## START Task inputs
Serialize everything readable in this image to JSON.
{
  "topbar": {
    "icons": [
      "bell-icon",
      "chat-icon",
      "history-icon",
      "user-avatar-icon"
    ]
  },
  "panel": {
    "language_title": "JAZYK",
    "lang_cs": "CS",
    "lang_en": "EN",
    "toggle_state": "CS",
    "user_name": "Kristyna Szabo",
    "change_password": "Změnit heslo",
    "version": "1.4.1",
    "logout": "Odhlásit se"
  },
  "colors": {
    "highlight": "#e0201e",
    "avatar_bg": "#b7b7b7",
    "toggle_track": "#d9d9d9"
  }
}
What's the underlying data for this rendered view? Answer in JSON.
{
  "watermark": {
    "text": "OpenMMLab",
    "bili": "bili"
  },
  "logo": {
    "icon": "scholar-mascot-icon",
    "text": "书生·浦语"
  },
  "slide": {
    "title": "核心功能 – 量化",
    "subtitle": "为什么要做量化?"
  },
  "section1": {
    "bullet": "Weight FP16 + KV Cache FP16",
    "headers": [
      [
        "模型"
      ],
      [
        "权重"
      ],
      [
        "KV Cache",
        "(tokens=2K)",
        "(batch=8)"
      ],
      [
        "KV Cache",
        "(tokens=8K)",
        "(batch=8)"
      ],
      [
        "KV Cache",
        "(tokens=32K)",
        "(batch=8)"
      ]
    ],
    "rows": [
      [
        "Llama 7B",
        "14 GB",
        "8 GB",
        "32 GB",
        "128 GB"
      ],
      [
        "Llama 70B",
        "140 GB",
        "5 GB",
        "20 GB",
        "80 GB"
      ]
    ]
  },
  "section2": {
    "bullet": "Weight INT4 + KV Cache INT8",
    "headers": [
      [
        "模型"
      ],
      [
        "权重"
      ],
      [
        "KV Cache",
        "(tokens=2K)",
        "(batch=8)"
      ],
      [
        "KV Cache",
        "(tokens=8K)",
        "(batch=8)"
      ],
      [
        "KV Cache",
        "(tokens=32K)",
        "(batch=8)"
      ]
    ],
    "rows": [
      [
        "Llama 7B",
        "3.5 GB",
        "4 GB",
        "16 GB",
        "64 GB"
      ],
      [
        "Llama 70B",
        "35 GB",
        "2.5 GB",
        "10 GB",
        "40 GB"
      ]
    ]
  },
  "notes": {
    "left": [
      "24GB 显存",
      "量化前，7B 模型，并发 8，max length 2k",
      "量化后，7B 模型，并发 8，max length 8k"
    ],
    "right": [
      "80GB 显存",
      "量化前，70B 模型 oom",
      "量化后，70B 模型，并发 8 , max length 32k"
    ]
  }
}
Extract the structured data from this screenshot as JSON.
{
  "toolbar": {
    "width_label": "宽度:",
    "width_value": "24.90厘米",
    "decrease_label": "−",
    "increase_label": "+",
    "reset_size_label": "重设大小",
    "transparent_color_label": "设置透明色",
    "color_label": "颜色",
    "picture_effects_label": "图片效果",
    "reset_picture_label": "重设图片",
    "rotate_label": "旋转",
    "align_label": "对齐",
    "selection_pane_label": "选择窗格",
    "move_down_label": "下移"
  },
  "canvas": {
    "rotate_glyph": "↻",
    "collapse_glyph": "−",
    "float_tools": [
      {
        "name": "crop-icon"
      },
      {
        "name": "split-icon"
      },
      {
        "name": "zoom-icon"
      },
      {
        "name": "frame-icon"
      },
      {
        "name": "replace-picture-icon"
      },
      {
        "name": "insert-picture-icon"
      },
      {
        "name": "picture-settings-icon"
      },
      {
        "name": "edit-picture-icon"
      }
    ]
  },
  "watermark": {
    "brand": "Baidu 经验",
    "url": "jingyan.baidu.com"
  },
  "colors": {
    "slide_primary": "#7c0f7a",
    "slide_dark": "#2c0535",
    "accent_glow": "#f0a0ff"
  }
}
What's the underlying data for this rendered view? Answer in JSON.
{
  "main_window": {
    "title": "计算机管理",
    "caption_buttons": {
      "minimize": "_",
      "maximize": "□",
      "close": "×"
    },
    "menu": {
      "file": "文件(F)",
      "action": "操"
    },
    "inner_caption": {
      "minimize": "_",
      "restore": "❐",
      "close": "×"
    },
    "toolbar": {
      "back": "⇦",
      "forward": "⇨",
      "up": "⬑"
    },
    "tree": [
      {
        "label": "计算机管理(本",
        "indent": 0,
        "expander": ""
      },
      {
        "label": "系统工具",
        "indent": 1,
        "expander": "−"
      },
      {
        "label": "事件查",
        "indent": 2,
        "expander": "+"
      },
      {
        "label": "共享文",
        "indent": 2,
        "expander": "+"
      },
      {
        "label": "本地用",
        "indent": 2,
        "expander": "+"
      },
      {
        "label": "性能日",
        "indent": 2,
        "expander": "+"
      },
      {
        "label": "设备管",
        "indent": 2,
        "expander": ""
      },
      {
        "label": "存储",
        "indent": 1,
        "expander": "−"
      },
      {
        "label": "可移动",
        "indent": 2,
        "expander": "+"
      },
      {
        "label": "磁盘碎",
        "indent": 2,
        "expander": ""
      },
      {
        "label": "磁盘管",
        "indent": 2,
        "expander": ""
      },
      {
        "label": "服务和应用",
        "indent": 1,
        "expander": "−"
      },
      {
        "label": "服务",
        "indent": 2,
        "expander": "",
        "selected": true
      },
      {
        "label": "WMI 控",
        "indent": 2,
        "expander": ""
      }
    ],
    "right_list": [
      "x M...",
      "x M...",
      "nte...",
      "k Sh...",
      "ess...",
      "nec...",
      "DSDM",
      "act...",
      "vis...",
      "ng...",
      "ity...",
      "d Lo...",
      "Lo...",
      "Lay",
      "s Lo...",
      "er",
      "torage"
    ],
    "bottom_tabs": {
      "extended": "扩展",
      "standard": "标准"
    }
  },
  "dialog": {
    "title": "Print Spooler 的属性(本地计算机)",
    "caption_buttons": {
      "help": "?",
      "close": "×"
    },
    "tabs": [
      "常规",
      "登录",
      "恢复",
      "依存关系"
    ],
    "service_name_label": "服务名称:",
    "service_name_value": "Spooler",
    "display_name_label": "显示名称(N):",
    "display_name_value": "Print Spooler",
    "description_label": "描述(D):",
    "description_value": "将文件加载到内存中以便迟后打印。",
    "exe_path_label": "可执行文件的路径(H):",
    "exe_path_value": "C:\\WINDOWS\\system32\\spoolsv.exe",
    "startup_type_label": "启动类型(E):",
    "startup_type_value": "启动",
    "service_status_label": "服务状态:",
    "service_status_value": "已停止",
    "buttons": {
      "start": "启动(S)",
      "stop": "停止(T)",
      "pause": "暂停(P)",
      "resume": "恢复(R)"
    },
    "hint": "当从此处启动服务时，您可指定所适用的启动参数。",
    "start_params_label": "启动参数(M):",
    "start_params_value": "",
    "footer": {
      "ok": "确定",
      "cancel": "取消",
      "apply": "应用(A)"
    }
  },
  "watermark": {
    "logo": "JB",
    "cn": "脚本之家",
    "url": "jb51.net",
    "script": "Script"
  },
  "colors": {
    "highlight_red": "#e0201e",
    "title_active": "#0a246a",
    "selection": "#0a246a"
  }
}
## END Task inputs
[What is being asked]: Show every line from the listing above in which the string "bullet" appears.

[Result of the exercise]:
    "bullet": "Weight FP16 + KV Cache FP16",
    "bullet": "Weight INT4 + KV Cache INT8",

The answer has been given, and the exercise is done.